▶
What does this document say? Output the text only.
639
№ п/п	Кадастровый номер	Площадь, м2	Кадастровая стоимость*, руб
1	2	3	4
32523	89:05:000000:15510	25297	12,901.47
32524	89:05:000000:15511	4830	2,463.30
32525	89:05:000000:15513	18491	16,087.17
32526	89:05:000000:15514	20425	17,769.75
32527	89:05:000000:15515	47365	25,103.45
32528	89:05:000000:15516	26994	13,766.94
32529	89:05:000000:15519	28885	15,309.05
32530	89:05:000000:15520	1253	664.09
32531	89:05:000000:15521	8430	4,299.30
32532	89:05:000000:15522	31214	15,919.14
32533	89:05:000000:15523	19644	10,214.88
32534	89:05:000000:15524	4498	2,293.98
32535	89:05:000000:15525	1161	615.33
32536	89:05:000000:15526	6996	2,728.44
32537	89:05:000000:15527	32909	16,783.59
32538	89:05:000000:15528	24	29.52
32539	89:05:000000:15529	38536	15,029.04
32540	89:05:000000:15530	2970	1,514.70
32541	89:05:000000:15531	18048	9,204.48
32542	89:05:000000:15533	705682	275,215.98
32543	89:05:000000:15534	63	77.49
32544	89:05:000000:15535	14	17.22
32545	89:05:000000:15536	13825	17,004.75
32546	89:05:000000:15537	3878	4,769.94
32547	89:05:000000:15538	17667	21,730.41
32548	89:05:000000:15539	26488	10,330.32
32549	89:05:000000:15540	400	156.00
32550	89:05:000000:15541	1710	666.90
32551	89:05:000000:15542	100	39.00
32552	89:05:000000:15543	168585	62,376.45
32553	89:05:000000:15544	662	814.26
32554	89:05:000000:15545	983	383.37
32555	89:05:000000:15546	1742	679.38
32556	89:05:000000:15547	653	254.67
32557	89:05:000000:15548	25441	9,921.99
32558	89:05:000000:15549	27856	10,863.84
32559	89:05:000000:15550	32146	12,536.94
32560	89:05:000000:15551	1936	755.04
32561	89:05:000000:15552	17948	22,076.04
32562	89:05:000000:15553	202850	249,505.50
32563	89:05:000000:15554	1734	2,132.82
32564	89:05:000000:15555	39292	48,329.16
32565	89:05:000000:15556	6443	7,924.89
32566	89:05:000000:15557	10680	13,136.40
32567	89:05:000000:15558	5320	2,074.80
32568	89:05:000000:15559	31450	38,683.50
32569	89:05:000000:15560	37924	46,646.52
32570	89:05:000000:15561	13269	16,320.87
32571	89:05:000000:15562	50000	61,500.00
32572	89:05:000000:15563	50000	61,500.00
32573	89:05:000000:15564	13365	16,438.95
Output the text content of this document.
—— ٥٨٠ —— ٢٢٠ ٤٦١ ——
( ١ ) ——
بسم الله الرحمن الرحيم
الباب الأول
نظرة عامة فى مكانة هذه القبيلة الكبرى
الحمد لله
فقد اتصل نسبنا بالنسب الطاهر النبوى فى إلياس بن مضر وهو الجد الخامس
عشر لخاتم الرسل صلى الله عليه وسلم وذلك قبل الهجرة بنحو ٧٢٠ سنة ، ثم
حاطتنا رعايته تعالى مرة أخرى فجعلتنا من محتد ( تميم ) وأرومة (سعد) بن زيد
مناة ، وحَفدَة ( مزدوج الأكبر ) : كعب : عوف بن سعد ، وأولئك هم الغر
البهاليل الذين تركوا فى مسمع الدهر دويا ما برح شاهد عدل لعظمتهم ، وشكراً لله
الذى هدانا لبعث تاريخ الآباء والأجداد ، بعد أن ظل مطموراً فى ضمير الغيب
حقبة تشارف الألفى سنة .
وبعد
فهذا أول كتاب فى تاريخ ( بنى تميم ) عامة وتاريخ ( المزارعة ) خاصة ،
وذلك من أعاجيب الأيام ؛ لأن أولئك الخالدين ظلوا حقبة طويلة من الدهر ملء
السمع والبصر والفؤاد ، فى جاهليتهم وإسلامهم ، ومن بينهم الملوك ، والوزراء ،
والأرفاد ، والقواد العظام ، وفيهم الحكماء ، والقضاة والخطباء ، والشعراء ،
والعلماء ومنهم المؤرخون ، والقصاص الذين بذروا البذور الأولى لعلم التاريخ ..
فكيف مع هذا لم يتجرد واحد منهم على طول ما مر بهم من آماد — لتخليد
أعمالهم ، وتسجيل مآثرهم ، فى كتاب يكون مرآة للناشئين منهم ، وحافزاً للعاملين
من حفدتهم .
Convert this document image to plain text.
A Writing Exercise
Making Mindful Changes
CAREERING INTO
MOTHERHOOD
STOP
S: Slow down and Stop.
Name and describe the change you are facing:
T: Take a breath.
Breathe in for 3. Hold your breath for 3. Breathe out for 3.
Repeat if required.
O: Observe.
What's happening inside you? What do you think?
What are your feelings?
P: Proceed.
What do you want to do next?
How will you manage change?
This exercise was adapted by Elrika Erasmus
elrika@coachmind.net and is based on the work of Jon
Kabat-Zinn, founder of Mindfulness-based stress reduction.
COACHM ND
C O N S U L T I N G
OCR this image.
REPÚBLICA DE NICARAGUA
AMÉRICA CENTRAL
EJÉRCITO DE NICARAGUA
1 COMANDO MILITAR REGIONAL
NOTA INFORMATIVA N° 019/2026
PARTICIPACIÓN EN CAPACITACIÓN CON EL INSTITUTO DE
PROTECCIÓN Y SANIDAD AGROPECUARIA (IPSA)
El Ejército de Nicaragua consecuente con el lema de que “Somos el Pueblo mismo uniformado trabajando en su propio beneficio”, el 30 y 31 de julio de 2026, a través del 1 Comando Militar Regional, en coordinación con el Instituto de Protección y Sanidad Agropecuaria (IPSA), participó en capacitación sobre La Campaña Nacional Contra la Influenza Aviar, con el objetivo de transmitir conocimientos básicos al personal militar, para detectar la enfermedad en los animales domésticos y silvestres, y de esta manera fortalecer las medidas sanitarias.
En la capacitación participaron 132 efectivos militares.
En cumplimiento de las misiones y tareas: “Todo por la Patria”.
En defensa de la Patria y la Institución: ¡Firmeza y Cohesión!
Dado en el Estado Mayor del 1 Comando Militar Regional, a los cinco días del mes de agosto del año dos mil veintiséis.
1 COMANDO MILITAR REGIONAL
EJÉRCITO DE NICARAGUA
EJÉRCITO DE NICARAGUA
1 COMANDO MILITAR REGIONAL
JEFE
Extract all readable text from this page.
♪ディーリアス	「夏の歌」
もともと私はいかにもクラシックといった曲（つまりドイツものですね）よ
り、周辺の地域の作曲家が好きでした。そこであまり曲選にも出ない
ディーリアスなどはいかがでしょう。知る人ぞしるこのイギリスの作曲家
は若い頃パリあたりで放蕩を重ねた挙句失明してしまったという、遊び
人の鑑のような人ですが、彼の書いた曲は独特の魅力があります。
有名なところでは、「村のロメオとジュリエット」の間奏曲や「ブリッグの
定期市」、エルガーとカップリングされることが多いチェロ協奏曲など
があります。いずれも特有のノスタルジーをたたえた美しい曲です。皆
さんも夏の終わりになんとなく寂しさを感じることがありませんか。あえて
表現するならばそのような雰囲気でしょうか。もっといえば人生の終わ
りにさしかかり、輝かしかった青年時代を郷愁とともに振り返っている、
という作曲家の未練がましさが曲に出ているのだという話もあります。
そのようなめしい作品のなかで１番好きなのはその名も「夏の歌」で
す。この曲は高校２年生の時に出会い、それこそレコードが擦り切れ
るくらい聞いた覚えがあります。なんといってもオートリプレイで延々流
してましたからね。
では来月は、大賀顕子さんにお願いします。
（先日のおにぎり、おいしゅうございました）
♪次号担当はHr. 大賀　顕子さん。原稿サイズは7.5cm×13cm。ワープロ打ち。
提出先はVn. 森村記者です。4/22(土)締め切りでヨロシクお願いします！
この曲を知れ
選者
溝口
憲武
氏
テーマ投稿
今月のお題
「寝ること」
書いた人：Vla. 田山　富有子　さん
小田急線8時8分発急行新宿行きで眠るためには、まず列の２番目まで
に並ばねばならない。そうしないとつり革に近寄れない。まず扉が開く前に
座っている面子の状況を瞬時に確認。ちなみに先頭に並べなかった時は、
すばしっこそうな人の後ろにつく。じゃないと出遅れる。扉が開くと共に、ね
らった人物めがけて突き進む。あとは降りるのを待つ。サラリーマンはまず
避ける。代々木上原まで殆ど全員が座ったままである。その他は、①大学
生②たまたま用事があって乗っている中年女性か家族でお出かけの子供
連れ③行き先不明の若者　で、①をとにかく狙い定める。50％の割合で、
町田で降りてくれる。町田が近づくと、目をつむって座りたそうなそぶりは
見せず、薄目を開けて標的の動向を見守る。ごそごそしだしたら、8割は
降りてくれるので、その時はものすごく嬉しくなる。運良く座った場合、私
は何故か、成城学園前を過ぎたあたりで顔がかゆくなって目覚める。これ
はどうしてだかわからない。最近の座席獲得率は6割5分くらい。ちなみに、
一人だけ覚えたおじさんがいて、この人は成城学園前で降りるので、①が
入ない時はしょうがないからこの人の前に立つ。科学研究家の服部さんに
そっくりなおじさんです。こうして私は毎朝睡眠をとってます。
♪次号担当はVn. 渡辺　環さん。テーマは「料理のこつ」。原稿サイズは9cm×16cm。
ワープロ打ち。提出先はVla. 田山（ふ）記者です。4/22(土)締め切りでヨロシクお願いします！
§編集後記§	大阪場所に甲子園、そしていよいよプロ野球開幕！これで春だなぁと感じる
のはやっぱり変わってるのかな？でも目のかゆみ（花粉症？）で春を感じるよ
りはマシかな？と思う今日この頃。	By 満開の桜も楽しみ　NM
◀
Instructions for the task: Say, as a single number and nothing more, how many lines of the entries contain the word "الدهر".

Reply: 2